Dataset listings of figures:
## Begin
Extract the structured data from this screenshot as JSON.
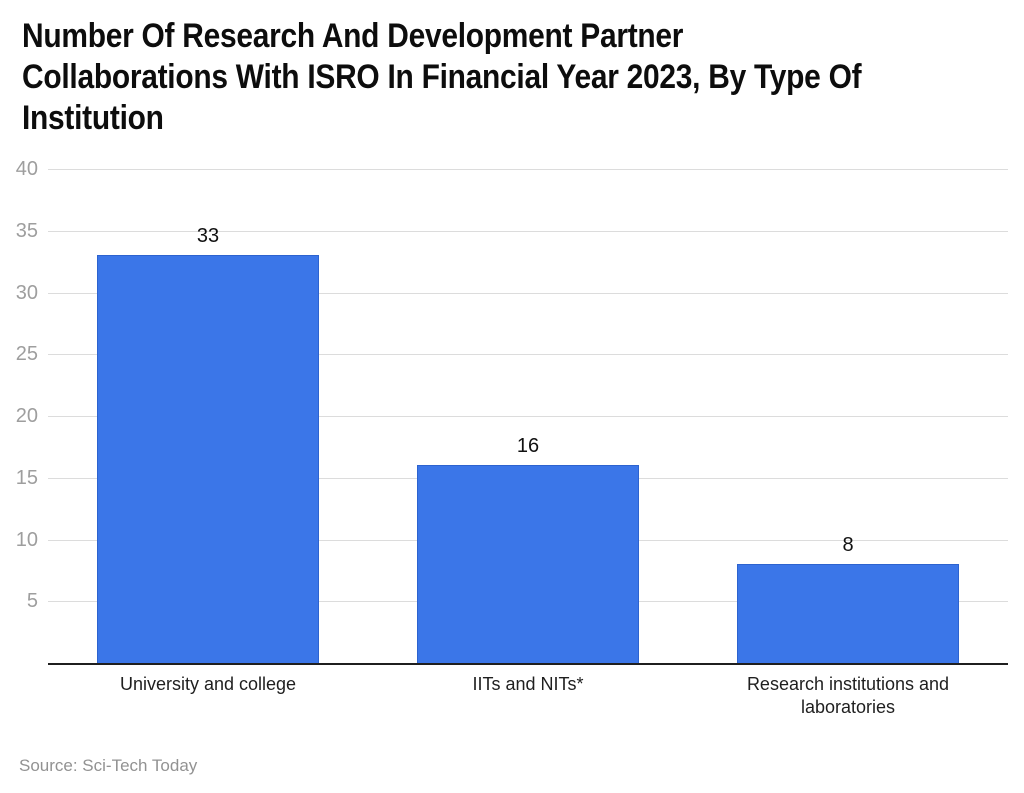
{
  "title": {
    "text": "Number Of Research And Development Partner Collaborations With ISRO In Financial Year 2023, By Type Of Institution",
    "lines": [
      "Number Of Research And Development Partner",
      "Collaborations With ISRO In Financial Year 2023, By Type Of",
      "Institution"
    ]
  },
  "source": {
    "label": "Source: Sci-Tech Today"
  },
  "colors": {
    "background": "#ffffff",
    "bar_fill": "#3b76e8",
    "bar_edge": "#2d63cf",
    "gridline": "#dcdcdc",
    "axis_line": "#1f1f1f",
    "tick_label": "#9e9e9e",
    "value_label": "#111111",
    "category_label": "#1f1f1f",
    "title_text": "#0d0d0d",
    "source_text": "#929292"
  },
  "chart_data": {
    "type": "bar",
    "title": "Number Of Research And Development Partner Collaborations With ISRO In Financial Year 2023, By Type Of Institution",
    "categories": [
      "University and college",
      "IITs and NITs*",
      "Research institutions and laboratories"
    ],
    "values": [
      33,
      16,
      8
    ],
    "data_labels": [
      "33",
      "16",
      "8"
    ],
    "y_ticks": [
      5,
      10,
      15,
      20,
      25,
      30,
      35,
      40
    ],
    "xlabel": "",
    "ylabel": "",
    "ylim": [
      0,
      40
    ],
    "grid": true,
    "legend": false,
    "source": "Source: Sci-Tech Today"
  }
}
## End
Problem description » Repeat the material above verbatim. Leave the pictures behind.

Exercise result »
Extract the structured data from this screenshot as JSON.
{
  "title": {
    "text": "Number Of Research And Development Partner Collaborations With ISRO In Financial Year 2023, By Type Of Institution",
    "lines": [
      "Number Of Research And Development Partner",
      "Collaborations With ISRO In Financial Year 2023, By Type Of",
      "Institution"
    ]
  },
  "source": {
    "label": "Source: Sci-Tech Today"
  },
  "colors": {
    "background": "#ffffff",
    "bar_fill": "#3b76e8",
    "bar_edge": "#2d63cf",
    "gridline": "#dcdcdc",
    "axis_line": "#1f1f1f",
    "tick_label": "#9e9e9e",
    "value_label": "#111111",
    "category_label": "#1f1f1f",
    "title_text": "#0d0d0d",
    "source_text": "#929292"
  },
  "chart_data": {
    "type": "bar",
    "title": "Number Of Research And Development Partner Collaborations With ISRO In Financial Year 2023, By Type Of Institution",
    "categories": [
      "University and college",
      "IITs and NITs*",
      "Research institutions and laboratories"
    ],
    "values": [
      33,
      16,
      8
    ],
    "data_labels": [
      "33",
      "16",
      "8"
    ],
    "y_ticks": [
      5,
      10,
      15,
      20,
      25,
      30,
      35,
      40
    ],
    "xlabel": "",
    "ylabel": "",
    "ylim": [
      0,
      40
    ],
    "grid": true,
    "legend": false,
    "source": "Source: Sci-Tech Today"
  }
}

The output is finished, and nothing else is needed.